- TO BE DONE -
Omit the images, then print each record below exactly as it reads.

A block of data:

— Start —

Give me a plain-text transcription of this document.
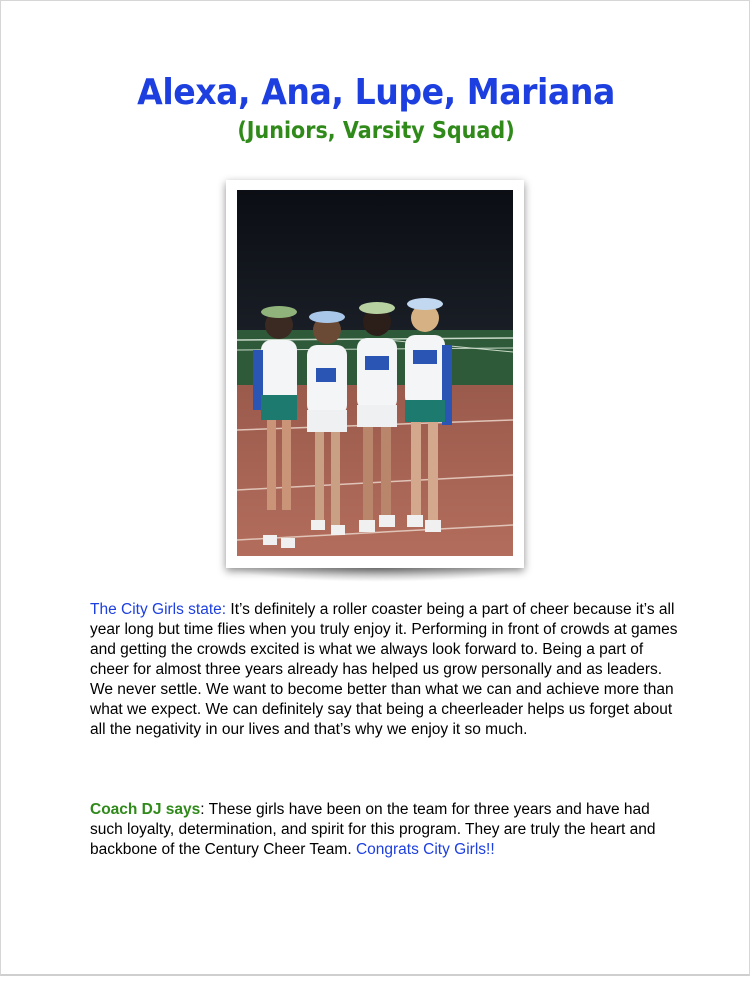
Alexa, Ana, Lupe, Mariana
(Juniors, Varsity Squad)
The City Girls state: It’s definitely a roller coaster being a part of cheer because it’s all year long but time flies when you truly enjoy it. Performing in front of crowds at games and getting the crowds excited is what we always look forward to. Being a part of cheer for almost three years already has helped us grow personally and as leaders. We never settle. We want to become better than what we can and achieve more than what we expect. We can definitely say that being a cheerleader helps us forget about all the negativity in our lives and that’s why we enjoy it so much.
Coach DJ says: These girls have been on the team for three years and have had such loyalty, determination, and spirit for this program. They are truly the heart and backbone of the Century Cheer Team. Congrats City Girls!!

— End —

- EXERCISE RESPONSE -
Give me a plain-text transcription of this document.
Alexa, Ana, Lupe, Mariana
(Juniors, Varsity Squad)
The City Girls state: It’s definitely a roller coaster being a part of cheer because it’s all year long but time flies when you truly enjoy it. Performing in front of crowds at games and getting the crowds excited is what we always look forward to. Being a part of cheer for almost three years already has helped us grow personally and as leaders. We never settle. We want to become better than what we can and achieve more than what we expect. We can definitely say that being a cheerleader helps us forget about all the negativity in our lives and that’s why we enjoy it so much.
Coach DJ says: These girls have been on the team for three years and have had such loyalty, determination, and spirit for this program. They are truly the heart and backbone of the Century Cheer Team. Congrats City Girls!!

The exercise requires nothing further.